Comb through the entries for "Ihnen" and pull out each line that holds it.

------ RECORDS FOR THIS TASK

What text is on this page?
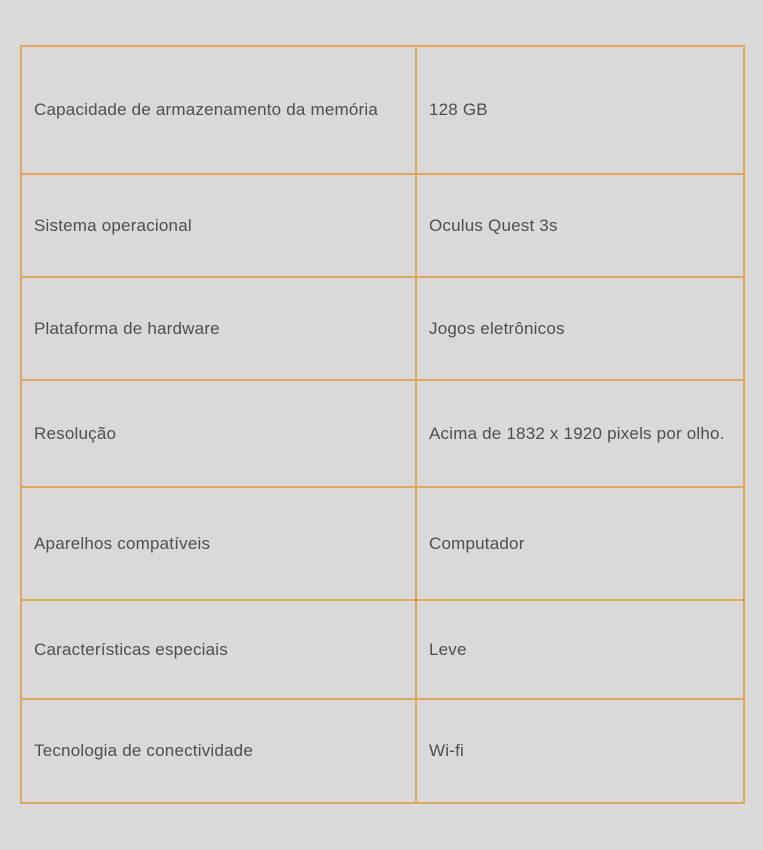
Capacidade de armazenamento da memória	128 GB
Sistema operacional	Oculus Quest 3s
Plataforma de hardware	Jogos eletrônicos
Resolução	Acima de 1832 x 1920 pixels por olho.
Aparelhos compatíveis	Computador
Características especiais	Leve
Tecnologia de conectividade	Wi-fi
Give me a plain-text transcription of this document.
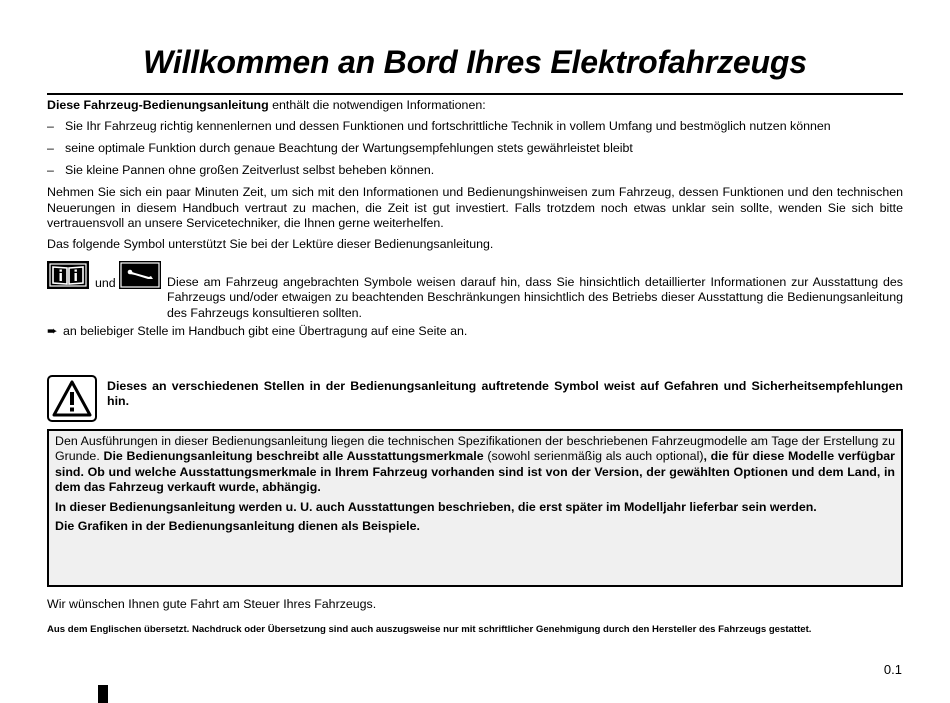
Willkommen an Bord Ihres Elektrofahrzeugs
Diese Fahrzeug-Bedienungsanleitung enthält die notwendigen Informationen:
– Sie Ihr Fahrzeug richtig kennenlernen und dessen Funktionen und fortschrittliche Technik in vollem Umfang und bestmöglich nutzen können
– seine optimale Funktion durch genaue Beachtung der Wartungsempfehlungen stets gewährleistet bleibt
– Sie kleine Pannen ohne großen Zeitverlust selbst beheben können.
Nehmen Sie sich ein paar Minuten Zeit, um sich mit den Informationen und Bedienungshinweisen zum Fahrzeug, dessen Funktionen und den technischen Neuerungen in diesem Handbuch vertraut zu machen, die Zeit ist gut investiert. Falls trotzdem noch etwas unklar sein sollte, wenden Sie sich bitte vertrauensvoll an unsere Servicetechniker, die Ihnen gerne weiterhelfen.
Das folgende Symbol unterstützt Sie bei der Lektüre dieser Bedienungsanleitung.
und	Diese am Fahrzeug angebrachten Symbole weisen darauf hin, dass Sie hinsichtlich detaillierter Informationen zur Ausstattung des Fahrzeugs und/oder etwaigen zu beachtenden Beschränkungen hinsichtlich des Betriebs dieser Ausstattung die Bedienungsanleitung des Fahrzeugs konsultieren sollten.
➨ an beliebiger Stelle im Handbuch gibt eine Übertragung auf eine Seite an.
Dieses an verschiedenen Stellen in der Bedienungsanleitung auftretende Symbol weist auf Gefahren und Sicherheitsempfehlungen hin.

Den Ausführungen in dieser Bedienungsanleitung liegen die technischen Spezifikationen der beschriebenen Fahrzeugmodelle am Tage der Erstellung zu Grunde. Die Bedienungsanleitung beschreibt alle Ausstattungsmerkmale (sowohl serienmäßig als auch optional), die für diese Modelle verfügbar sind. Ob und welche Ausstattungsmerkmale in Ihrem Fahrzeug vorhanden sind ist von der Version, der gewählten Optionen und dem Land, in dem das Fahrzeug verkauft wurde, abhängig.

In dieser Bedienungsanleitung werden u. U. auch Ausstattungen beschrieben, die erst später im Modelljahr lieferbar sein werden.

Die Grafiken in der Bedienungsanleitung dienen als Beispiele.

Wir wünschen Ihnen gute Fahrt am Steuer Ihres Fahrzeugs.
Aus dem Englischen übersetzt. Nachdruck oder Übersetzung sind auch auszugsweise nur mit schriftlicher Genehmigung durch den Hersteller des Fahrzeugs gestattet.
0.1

------------
------ RECORDS FOR THIS TASK

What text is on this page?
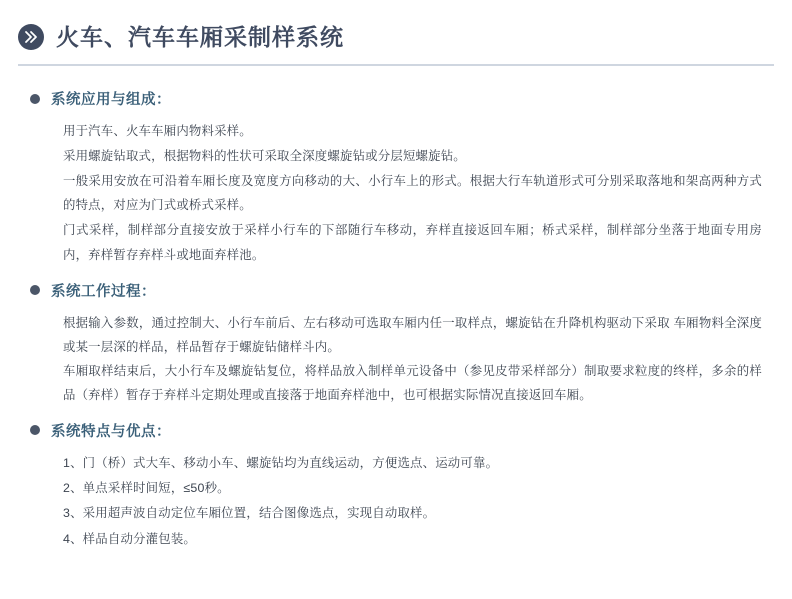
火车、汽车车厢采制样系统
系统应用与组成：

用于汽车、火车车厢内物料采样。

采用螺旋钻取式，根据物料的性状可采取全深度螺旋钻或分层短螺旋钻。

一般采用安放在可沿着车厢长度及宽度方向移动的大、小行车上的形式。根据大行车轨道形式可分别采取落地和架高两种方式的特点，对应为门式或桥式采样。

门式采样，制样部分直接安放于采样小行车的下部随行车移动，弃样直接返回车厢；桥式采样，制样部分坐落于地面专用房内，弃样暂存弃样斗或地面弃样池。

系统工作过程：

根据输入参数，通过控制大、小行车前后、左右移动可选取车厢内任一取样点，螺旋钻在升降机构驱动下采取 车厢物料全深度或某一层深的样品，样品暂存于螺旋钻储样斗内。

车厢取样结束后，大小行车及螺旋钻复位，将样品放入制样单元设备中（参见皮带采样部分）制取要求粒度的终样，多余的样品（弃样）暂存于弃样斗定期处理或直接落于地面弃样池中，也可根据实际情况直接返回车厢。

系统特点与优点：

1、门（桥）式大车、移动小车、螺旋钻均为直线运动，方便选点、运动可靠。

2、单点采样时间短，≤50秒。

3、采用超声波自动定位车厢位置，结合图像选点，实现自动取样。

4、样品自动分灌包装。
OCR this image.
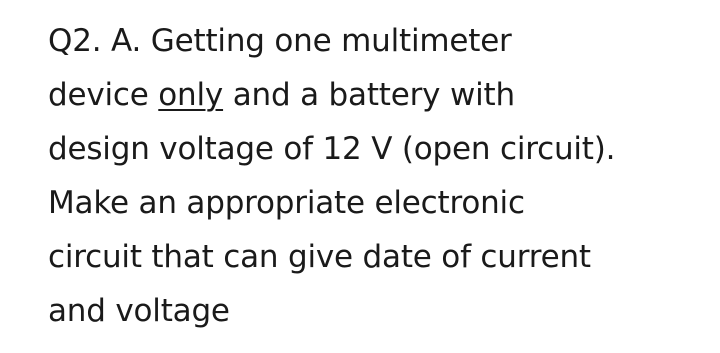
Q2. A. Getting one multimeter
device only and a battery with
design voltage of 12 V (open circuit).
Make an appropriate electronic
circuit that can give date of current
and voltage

------------

_REPLY TO THE EXERCISE:_
Nehmen Sie sich ein paar Minuten Zeit, um sich mit den Informationen und Bedienungshinweisen zum Fahrzeug, dessen Funktionen und den technischen Neuerungen in diesem Handbuch vertraut zu machen, die Zeit ist gut investiert. Falls trotzdem noch etwas unklar sein sollte, wenden Sie sich bitte vertrauensvoll an unsere Servicetechniker, die Ihnen gerne weiterhelfen.
Wir wünschen Ihnen gute Fahrt am Steuer Ihres Fahrzeugs.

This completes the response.